* _TASK PROMPT_: Output only the count of lines that contain "title".

Source data:
## begin

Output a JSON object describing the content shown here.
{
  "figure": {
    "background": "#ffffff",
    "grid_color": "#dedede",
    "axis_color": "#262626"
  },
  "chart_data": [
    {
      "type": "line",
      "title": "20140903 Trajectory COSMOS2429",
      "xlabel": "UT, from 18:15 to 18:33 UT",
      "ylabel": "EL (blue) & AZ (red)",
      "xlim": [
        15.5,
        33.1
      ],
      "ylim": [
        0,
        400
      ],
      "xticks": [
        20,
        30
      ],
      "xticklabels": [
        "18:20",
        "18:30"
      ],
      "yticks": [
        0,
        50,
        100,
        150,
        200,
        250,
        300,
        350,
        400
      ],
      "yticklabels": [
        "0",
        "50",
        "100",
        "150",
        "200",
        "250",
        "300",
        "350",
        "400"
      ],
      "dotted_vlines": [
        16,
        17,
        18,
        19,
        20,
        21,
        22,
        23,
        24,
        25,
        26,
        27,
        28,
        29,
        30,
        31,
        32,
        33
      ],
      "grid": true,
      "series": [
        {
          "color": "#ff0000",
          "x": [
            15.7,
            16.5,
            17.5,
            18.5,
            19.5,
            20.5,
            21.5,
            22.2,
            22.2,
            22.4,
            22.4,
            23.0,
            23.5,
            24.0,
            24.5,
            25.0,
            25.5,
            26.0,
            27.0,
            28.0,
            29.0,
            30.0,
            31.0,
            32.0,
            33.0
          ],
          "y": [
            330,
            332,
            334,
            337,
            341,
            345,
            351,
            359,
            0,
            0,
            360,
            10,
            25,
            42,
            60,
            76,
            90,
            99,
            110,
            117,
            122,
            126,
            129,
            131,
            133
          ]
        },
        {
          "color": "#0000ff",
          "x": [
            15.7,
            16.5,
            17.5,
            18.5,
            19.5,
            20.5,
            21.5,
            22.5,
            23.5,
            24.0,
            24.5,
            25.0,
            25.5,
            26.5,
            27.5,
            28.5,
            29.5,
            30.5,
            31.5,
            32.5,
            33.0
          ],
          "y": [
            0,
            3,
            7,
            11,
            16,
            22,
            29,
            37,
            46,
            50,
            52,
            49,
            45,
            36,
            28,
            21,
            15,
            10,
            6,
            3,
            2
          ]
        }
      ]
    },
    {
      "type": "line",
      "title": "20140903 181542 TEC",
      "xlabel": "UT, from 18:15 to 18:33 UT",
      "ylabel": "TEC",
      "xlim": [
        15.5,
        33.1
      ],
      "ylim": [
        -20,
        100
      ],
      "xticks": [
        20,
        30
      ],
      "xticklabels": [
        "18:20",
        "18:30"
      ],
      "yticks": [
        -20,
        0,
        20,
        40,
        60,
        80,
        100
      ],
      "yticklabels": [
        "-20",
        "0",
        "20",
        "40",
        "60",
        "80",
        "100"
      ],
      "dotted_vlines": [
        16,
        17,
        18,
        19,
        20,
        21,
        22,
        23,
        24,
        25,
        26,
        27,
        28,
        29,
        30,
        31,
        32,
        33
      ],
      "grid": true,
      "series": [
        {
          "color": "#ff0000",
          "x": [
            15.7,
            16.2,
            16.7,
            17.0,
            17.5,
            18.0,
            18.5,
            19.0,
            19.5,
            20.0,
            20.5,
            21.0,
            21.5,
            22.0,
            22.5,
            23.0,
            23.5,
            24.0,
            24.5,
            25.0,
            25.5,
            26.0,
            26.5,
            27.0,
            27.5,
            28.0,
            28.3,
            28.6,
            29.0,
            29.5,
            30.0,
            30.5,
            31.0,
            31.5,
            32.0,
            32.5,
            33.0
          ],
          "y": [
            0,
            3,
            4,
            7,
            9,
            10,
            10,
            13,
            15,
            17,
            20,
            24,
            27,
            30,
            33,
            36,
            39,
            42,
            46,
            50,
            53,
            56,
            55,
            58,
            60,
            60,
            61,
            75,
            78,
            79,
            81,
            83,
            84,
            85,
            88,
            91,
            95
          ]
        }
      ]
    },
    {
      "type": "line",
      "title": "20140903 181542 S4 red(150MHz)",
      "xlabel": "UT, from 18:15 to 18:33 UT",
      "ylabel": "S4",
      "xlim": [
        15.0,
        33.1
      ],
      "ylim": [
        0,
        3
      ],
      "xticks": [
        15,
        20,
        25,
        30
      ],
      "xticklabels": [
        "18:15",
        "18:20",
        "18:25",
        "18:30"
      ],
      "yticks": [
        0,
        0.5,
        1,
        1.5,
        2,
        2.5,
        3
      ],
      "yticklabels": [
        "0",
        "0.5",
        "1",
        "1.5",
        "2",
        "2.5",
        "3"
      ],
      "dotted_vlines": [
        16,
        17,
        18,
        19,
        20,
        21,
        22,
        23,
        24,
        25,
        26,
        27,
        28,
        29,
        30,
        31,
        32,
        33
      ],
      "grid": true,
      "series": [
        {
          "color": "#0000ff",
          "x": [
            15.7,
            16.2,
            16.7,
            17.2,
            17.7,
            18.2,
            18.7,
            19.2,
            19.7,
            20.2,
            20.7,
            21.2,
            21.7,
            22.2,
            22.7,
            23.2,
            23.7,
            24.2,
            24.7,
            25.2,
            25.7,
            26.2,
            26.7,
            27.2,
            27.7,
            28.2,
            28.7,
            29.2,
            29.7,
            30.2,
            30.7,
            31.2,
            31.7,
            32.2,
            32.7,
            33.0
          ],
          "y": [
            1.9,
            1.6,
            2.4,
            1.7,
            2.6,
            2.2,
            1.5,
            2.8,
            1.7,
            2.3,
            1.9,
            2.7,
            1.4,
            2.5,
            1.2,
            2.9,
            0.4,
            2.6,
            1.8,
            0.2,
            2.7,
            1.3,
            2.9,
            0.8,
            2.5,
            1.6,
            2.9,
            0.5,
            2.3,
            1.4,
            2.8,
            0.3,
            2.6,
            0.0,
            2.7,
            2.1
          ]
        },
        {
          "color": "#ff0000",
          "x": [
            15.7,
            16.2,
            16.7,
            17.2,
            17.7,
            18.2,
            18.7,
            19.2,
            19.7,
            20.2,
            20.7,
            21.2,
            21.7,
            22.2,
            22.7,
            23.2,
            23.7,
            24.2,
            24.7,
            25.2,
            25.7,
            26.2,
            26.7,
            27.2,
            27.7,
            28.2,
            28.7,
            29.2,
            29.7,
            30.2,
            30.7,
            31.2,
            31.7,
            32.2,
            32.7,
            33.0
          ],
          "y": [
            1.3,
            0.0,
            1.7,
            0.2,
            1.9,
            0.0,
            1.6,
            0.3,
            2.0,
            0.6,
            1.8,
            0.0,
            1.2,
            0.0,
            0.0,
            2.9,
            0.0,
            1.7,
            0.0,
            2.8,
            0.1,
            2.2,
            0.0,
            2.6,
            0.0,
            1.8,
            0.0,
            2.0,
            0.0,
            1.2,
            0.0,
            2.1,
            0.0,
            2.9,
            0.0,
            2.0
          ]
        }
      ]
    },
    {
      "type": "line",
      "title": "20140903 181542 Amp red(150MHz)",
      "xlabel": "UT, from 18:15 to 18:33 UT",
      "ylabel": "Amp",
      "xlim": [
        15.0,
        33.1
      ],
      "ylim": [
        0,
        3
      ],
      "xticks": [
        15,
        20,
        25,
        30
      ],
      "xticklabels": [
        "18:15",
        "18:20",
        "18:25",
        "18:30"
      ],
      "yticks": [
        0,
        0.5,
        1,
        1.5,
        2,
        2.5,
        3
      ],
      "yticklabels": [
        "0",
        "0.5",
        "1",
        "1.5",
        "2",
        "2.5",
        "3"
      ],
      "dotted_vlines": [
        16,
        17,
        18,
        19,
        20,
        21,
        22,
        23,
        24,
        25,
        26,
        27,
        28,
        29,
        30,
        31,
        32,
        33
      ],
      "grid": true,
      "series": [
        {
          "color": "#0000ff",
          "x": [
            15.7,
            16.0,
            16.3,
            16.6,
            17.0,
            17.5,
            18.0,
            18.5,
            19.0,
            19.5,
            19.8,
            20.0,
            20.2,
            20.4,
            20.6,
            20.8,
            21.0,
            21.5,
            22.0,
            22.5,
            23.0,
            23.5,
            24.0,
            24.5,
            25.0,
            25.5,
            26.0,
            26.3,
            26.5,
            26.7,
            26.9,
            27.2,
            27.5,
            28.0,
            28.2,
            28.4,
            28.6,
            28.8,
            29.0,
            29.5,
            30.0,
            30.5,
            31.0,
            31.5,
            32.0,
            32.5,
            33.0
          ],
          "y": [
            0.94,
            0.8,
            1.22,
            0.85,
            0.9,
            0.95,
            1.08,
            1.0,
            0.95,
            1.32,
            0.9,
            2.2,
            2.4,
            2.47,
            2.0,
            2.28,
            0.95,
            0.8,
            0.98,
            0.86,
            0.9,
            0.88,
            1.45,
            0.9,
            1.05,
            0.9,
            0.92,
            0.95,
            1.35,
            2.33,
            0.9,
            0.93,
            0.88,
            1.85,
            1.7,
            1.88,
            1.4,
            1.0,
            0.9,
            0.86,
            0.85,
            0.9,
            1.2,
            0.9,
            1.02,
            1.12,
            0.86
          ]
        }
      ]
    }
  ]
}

## end

* _WRITTEN ANSWER_: 4